#### THE TASK
Copy the entries from the start of the records through the line containing "sample-marker <box>206 468 211 473</box>", including that line.

=== EXERCISE MATERIAL ===

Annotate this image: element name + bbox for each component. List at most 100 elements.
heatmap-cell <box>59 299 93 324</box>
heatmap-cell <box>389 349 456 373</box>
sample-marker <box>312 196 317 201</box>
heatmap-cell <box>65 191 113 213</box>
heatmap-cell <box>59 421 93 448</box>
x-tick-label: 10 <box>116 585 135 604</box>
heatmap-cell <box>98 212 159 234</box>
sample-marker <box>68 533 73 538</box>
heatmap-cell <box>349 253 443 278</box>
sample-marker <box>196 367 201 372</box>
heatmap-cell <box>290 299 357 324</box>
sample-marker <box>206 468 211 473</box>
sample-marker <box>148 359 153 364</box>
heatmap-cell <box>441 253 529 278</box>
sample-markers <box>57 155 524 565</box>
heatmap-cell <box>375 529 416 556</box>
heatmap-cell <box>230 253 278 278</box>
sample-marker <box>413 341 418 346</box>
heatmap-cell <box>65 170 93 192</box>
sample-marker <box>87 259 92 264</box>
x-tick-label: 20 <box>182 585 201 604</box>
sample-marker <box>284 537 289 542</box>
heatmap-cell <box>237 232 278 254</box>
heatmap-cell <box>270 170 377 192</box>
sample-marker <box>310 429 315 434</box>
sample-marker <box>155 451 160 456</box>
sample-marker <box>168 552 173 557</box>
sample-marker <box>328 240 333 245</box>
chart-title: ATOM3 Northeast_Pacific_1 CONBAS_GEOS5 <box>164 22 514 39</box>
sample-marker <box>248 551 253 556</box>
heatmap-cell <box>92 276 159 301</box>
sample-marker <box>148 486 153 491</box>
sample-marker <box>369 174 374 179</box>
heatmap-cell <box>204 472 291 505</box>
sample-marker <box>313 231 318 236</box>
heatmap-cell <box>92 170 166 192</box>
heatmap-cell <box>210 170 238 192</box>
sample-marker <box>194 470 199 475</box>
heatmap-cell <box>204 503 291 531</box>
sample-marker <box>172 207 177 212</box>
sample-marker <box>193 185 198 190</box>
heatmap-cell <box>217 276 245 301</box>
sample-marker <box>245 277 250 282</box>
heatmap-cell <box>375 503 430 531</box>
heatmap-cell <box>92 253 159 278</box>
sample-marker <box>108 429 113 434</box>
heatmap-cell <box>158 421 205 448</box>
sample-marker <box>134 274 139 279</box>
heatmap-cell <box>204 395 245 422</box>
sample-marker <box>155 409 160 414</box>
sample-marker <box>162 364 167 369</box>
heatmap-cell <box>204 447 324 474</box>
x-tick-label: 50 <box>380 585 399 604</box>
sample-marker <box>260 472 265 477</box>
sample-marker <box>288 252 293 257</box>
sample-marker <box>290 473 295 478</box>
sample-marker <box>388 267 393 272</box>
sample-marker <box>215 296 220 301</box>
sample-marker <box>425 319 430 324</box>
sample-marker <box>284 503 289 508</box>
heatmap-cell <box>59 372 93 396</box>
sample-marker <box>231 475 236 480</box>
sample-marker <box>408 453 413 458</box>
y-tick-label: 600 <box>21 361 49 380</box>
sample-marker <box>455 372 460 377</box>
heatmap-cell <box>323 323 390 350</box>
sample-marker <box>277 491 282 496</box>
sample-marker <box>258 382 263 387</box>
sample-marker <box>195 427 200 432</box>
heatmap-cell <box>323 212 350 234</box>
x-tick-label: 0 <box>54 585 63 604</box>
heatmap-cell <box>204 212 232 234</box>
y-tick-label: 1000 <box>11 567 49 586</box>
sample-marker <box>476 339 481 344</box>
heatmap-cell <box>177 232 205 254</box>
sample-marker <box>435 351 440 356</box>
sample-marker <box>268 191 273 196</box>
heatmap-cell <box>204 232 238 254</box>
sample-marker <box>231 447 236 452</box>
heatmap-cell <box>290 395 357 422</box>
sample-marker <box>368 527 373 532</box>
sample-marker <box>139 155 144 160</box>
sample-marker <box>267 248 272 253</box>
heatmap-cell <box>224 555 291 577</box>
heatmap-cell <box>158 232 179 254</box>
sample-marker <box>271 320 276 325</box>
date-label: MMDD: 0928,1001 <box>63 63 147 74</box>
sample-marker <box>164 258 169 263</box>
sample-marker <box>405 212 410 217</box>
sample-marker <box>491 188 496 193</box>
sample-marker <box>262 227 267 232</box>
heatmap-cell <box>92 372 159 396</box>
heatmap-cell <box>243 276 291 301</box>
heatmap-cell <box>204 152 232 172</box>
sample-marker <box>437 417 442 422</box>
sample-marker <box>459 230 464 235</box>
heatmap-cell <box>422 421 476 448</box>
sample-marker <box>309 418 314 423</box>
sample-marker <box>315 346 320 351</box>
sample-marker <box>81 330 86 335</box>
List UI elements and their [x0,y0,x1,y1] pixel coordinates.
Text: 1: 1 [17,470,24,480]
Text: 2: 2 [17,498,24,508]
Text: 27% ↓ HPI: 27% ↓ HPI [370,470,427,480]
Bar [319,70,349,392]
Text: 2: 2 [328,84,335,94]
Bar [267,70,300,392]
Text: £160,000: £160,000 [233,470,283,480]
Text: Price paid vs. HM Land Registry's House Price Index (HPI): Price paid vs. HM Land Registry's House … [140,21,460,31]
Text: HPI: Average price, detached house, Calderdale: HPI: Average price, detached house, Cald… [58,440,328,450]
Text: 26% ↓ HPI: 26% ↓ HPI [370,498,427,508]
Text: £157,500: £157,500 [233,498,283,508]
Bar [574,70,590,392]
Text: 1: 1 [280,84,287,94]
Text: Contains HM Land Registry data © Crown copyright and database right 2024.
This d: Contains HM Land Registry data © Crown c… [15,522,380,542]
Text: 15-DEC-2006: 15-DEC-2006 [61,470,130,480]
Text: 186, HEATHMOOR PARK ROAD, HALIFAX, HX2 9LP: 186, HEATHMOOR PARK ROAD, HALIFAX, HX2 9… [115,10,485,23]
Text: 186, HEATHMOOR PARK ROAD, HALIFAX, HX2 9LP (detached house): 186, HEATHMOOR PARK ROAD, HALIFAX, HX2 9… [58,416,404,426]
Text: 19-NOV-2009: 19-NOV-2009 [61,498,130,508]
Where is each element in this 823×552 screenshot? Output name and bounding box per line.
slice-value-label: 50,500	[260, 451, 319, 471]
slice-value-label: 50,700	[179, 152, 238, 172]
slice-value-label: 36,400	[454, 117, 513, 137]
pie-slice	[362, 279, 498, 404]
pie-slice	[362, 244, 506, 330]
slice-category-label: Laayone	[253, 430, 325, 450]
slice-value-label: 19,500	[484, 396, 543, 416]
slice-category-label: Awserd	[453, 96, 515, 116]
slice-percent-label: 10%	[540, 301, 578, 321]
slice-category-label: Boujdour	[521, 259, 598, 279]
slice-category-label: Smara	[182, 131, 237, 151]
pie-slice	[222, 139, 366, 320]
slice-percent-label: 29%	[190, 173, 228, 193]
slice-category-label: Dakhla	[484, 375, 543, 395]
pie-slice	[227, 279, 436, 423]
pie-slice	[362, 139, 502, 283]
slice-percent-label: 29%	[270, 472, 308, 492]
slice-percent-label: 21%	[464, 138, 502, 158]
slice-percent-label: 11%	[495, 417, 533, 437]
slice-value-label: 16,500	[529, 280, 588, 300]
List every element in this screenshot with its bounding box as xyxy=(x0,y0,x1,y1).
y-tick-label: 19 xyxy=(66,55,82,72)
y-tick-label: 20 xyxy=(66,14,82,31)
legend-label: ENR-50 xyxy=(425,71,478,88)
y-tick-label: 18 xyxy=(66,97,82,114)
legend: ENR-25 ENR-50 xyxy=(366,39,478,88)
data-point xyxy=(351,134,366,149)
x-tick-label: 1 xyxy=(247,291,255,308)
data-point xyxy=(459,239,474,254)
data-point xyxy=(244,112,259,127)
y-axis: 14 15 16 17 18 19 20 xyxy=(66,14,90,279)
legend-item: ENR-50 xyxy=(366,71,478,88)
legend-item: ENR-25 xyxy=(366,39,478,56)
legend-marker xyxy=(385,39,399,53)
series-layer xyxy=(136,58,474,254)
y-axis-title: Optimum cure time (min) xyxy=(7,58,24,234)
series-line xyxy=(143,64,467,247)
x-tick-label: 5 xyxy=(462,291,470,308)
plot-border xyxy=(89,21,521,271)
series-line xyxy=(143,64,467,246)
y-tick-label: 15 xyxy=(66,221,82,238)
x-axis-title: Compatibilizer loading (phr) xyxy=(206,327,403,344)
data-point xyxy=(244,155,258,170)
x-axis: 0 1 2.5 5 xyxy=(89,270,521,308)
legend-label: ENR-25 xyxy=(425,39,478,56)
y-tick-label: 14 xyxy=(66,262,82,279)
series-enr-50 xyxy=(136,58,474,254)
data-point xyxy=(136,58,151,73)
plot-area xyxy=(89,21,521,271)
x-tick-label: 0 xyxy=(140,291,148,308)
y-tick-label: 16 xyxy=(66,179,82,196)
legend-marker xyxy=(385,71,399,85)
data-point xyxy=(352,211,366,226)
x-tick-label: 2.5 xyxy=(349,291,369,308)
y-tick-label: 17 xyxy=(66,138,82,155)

===

#### EXERCISE SOLUTION
Annotate this image: element name + bbox for each component. List at most 100 elements.
heatmap-cell <box>59 299 93 324</box>
heatmap-cell <box>389 349 456 373</box>
sample-marker <box>312 196 317 201</box>
heatmap-cell <box>65 191 113 213</box>
heatmap-cell <box>59 421 93 448</box>
x-tick-label: 10 <box>116 585 135 604</box>
heatmap-cell <box>98 212 159 234</box>
sample-marker <box>68 533 73 538</box>
heatmap-cell <box>349 253 443 278</box>
sample-marker <box>196 367 201 372</box>
heatmap-cell <box>290 299 357 324</box>
sample-marker <box>206 468 211 473</box>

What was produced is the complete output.